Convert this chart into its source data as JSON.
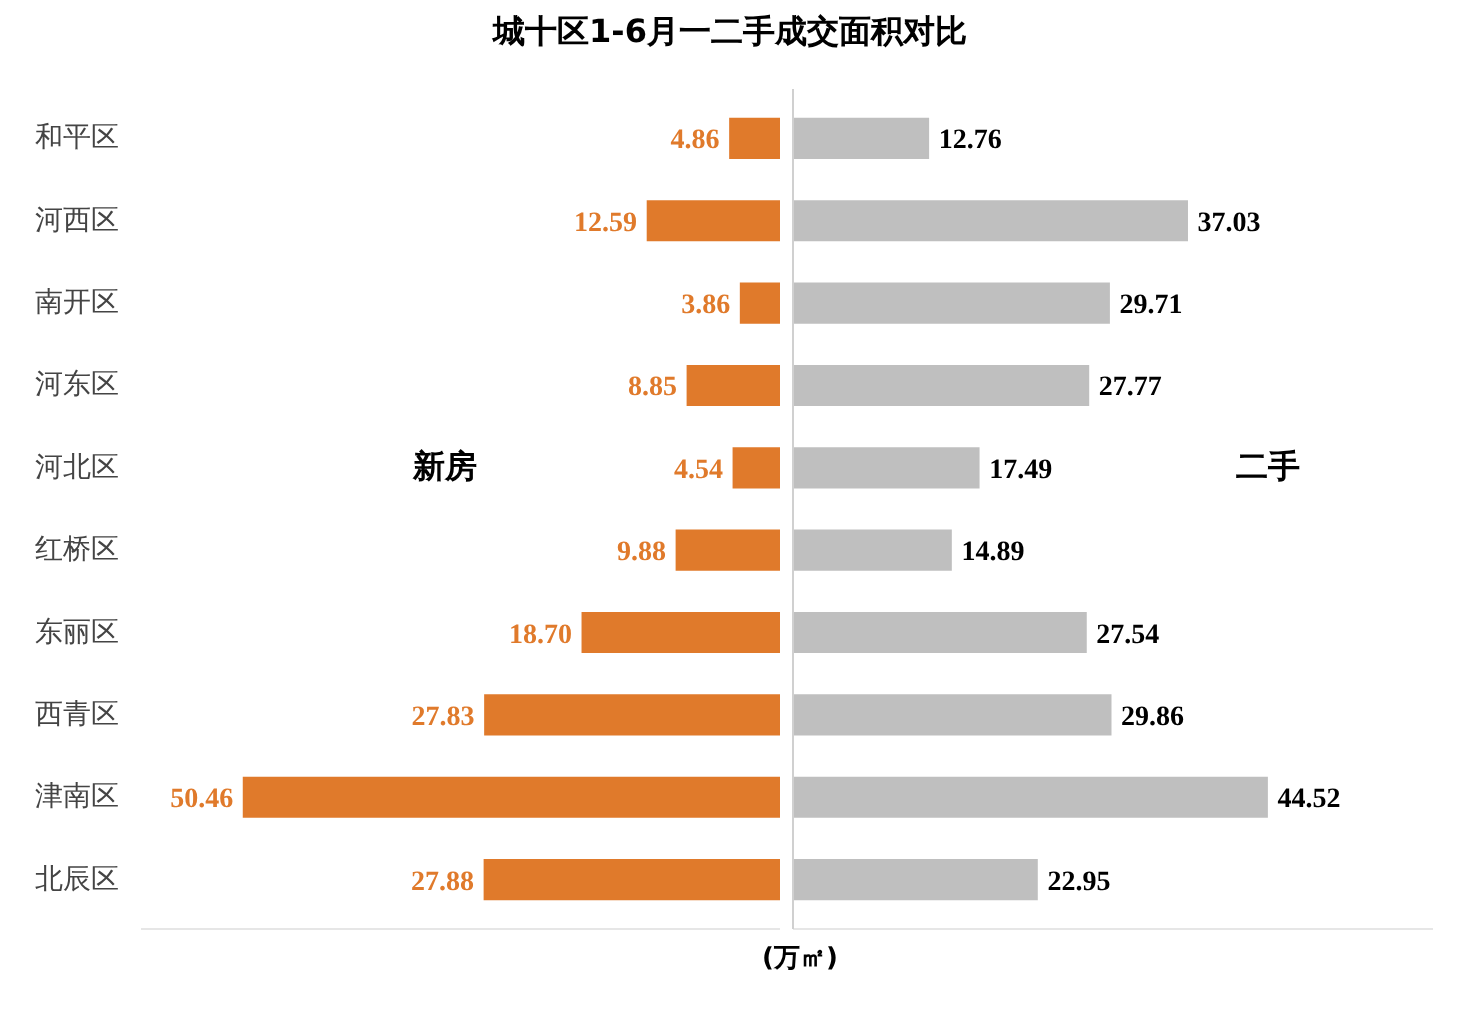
{
  "chart_data": [
    {
      "type": "bar",
      "orientation": "horizontal",
      "title": "城十区1-6月一二手成交面积对比",
      "xlabel": "(万㎡)",
      "xlim": [
        60,
        0
      ],
      "tick_labels": "y",
      "legend": false,
      "grid": false,
      "categories": [
        "和平区",
        "河西区",
        "南开区",
        "河东区",
        "河北区",
        "红桥区",
        "东丽区",
        "西青区",
        "津南区",
        "北辰区"
      ],
      "series": [
        {
          "name": "新房",
          "color": "#e07a2b",
          "values": [
            4.86,
            12.59,
            3.86,
            8.85,
            4.54,
            9.88,
            18.7,
            27.83,
            50.46,
            27.88
          ],
          "value_labels": [
            "4.86",
            "12.59",
            "3.86",
            "8.85",
            "4.54",
            "9.88",
            "18.70",
            "27.83",
            "50.46",
            "27.88"
          ]
        }
      ]
    },
    {
      "type": "bar",
      "orientation": "horizontal",
      "xlim": [
        0,
        60
      ],
      "tick_labels": false,
      "legend": false,
      "grid": false,
      "categories": [
        null,
        null,
        null,
        null,
        null,
        null,
        null,
        null,
        null,
        null
      ],
      "series": [
        {
          "name": "二手",
          "color": "#bfbfbf",
          "values": [
            12.76,
            37.03,
            29.71,
            27.77,
            17.49,
            14.89,
            27.54,
            29.86,
            44.52,
            22.95
          ],
          "value_labels": [
            "12.76",
            "37.03",
            "29.71",
            "27.77",
            "17.49",
            "14.89",
            "27.54",
            "29.86",
            "44.52",
            "22.95"
          ]
        }
      ]
    }
  ]
}
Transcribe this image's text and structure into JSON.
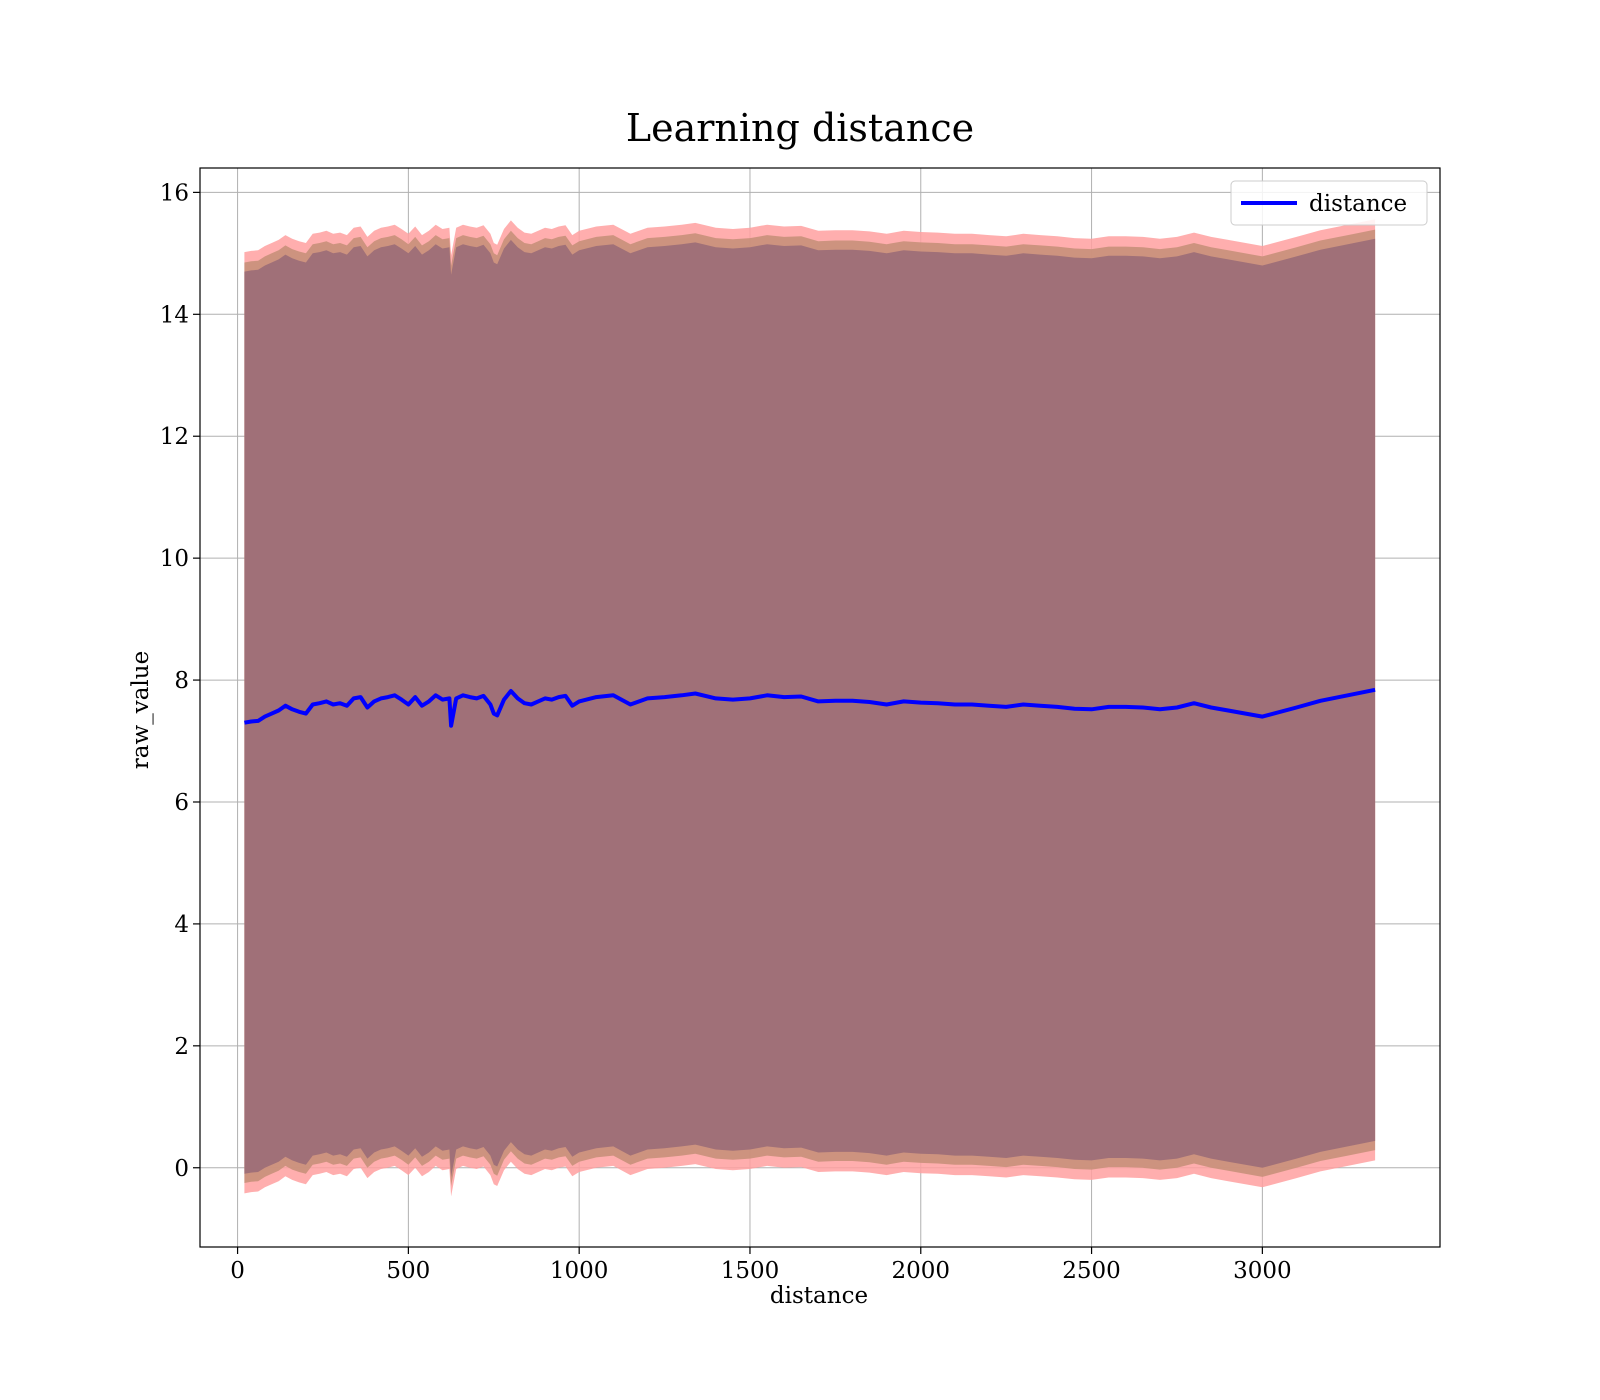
{
  "chart_data": {
    "type": "line",
    "title": "Learning distance",
    "xlabel": "distance",
    "ylabel": "raw_value",
    "xlim": [
      -110,
      3520
    ],
    "ylim": [
      -1.3,
      16.4
    ],
    "xticks": [
      0,
      500,
      1000,
      1500,
      2000,
      2500,
      3000
    ],
    "yticks": [
      0,
      2,
      4,
      6,
      8,
      10,
      12,
      14,
      16
    ],
    "grid": true,
    "legend": {
      "placement": "top-right",
      "entries": [
        "distance"
      ]
    },
    "colors": {
      "line": "#0000ff",
      "band_outer": "#ffa0a0",
      "band_middle": "#c8907a",
      "band_inner": "#a07078",
      "grid": "#b0b0b0"
    },
    "series": [
      {
        "name": "distance",
        "x": [
          20,
          40,
          60,
          80,
          100,
          120,
          140,
          160,
          180,
          200,
          220,
          240,
          260,
          280,
          300,
          320,
          340,
          360,
          380,
          400,
          420,
          440,
          460,
          480,
          500,
          520,
          540,
          560,
          580,
          600,
          620,
          625,
          640,
          660,
          680,
          700,
          720,
          740,
          750,
          760,
          780,
          800,
          820,
          840,
          860,
          880,
          900,
          920,
          940,
          960,
          980,
          1000,
          1050,
          1100,
          1150,
          1200,
          1250,
          1300,
          1340,
          1400,
          1450,
          1500,
          1550,
          1600,
          1650,
          1700,
          1750,
          1800,
          1850,
          1900,
          1950,
          2000,
          2050,
          2100,
          2150,
          2200,
          2250,
          2300,
          2350,
          2400,
          2450,
          2500,
          2550,
          2600,
          2650,
          2700,
          2750,
          2800,
          2850,
          2900,
          3000,
          3100,
          3170,
          3250,
          3330
        ],
        "values": [
          7.3,
          7.32,
          7.33,
          7.4,
          7.45,
          7.5,
          7.58,
          7.52,
          7.48,
          7.45,
          7.6,
          7.62,
          7.65,
          7.6,
          7.62,
          7.58,
          7.7,
          7.72,
          7.55,
          7.65,
          7.7,
          7.72,
          7.75,
          7.68,
          7.6,
          7.72,
          7.58,
          7.65,
          7.75,
          7.68,
          7.7,
          7.25,
          7.7,
          7.75,
          7.72,
          7.7,
          7.74,
          7.6,
          7.45,
          7.42,
          7.68,
          7.82,
          7.7,
          7.62,
          7.6,
          7.65,
          7.7,
          7.68,
          7.72,
          7.74,
          7.58,
          7.65,
          7.72,
          7.75,
          7.6,
          7.7,
          7.72,
          7.75,
          7.78,
          7.7,
          7.68,
          7.7,
          7.75,
          7.72,
          7.73,
          7.65,
          7.66,
          7.66,
          7.64,
          7.6,
          7.65,
          7.63,
          7.62,
          7.6,
          7.6,
          7.58,
          7.56,
          7.6,
          7.58,
          7.56,
          7.53,
          7.52,
          7.56,
          7.56,
          7.55,
          7.52,
          7.55,
          7.62,
          7.55,
          7.5,
          7.4,
          7.55,
          7.66,
          7.75,
          7.84
        ]
      }
    ],
    "bands": [
      {
        "lower_offset": -7.72,
        "upper_offset": 7.72
      },
      {
        "lower_offset": -7.55,
        "upper_offset": 7.55
      },
      {
        "lower_offset": -7.4,
        "upper_offset": 7.4
      }
    ]
  }
}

::::

Each line of the data should be quoted exactly, with pictures left out.

Convert this chart into its source data as JSON.
{
  "chart_data": [
    {
      "type": "bar",
      "orientation": "horizontal",
      "title": "城十区1-6月一二手成交面积对比",
      "xlabel": "(万㎡)",
      "xlim": [
        60,
        0
      ],
      "tick_labels": "y",
      "legend": false,
      "grid": false,
      "categories": [
        "和平区",
        "河西区",
        "南开区",
        "河东区",
        "河北区",
        "红桥区",
        "东丽区",
        "西青区",
        "津南区",
        "北辰区"
      ],
      "series": [
        {
          "name": "新房",
          "color": "#e07a2b",
          "values": [
            4.86,
            12.59,
            3.86,
            8.85,
            4.54,
            9.88,
            18.7,
            27.83,
            50.46,
            27.88
          ],
          "value_labels": [
            "4.86",
            "12.59",
            "3.86",
            "8.85",
            "4.54",
            "9.88",
            "18.70",
            "27.83",
            "50.46",
            "27.88"
          ]
        }
      ]
    },
    {
      "type": "bar",
      "orientation": "horizontal",
      "xlim": [
        0,
        60
      ],
      "tick_labels": false,
      "legend": false,
      "grid": false,
      "categories": [
        null,
        null,
        null,
        null,
        null,
        null,
        null,
        null,
        null,
        null
      ],
      "series": [
        {
          "name": "二手",
          "color": "#bfbfbf",
          "values": [
            12.76,
            37.03,
            29.71,
            27.77,
            17.49,
            14.89,
            27.54,
            29.86,
            44.52,
            22.95
          ],
          "value_labels": [
            "12.76",
            "37.03",
            "29.71",
            "27.77",
            "17.49",
            "14.89",
            "27.54",
            "29.86",
            "44.52",
            "22.95"
          ]
        }
      ]
    }
  ]
}
Transcribe this image's text and structure into JSON.
{
  "chart_data": {
    "type": "line",
    "title": "Learning distance",
    "xlabel": "distance",
    "ylabel": "raw_value",
    "xlim": [
      -110,
      3520
    ],
    "ylim": [
      -1.3,
      16.4
    ],
    "xticks": [
      0,
      500,
      1000,
      1500,
      2000,
      2500,
      3000
    ],
    "yticks": [
      0,
      2,
      4,
      6,
      8,
      10,
      12,
      14,
      16
    ],
    "grid": true,
    "legend": {
      "placement": "top-right",
      "entries": [
        "distance"
      ]
    },
    "colors": {
      "line": "#0000ff",
      "band_outer": "#ffa0a0",
      "band_middle": "#c8907a",
      "band_inner": "#a07078",
      "grid": "#b0b0b0"
    },
    "series": [
      {
        "name": "distance",
        "x": [
          20,
          40,
          60,
          80,
          100,
          120,
          140,
          160,
          180,
          200,
          220,
          240,
          260,
          280,
          300,
          320,
          340,
          360,
          380,
          400,
          420,
          440,
          460,
          480,
          500,
          520,
          540,
          560,
          580,
          600,
          620,
          625,
          640,
          660,
          680,
          700,
          720,
          740,
          750,
          760,
          780,
          800,
          820,
          840,
          860,
          880,
          900,
          920,
          940,
          960,
          980,
          1000,
          1050,
          1100,
          1150,
          1200,
          1250,
          1300,
          1340,
          1400,
          1450,
          1500,
          1550,
          1600,
          1650,
          1700,
          1750,
          1800,
          1850,
          1900,
          1950,
          2000,
          2050,
          2100,
          2150,
          2200,
          2250,
          2300,
          2350,
          2400,
          2450,
          2500,
          2550,
          2600,
          2650,
          2700,
          2750,
          2800,
          2850,
          2900,
          3000,
          3100,
          3170,
          3250,
          3330
        ],
        "values": [
          7.3,
          7.32,
          7.33,
          7.4,
          7.45,
          7.5,
          7.58,
          7.52,
          7.48,
          7.45,
          7.6,
          7.62,
          7.65,
          7.6,
          7.62,
          7.58,
          7.7,
          7.72,
          7.55,
          7.65,
          7.7,
          7.72,
          7.75,
          7.68,
          7.6,
          7.72,
          7.58,
          7.65,
          7.75,
          7.68,
          7.7,
          7.25,
          7.7,
          7.75,
          7.72,
          7.7,
          7.74,
          7.6,
          7.45,
          7.42,
          7.68,
          7.82,
          7.7,
          7.62,
          7.6,
          7.65,
          7.7,
          7.68,
          7.72,
          7.74,
          7.58,
          7.65,
          7.72,
          7.75,
          7.6,
          7.7,
          7.72,
          7.75,
          7.78,
          7.7,
          7.68,
          7.7,
          7.75,
          7.72,
          7.73,
          7.65,
          7.66,
          7.66,
          7.64,
          7.6,
          7.65,
          7.63,
          7.62,
          7.6,
          7.6,
          7.58,
          7.56,
          7.6,
          7.58,
          7.56,
          7.53,
          7.52,
          7.56,
          7.56,
          7.55,
          7.52,
          7.55,
          7.62,
          7.55,
          7.5,
          7.4,
          7.55,
          7.66,
          7.75,
          7.84
        ]
      }
    ],
    "bands": [
      {
        "lower_offset": -7.72,
        "upper_offset": 7.72
      },
      {
        "lower_offset": -7.55,
        "upper_offset": 7.55
      },
      {
        "lower_offset": -7.4,
        "upper_offset": 7.4
      }
    ]
  }
}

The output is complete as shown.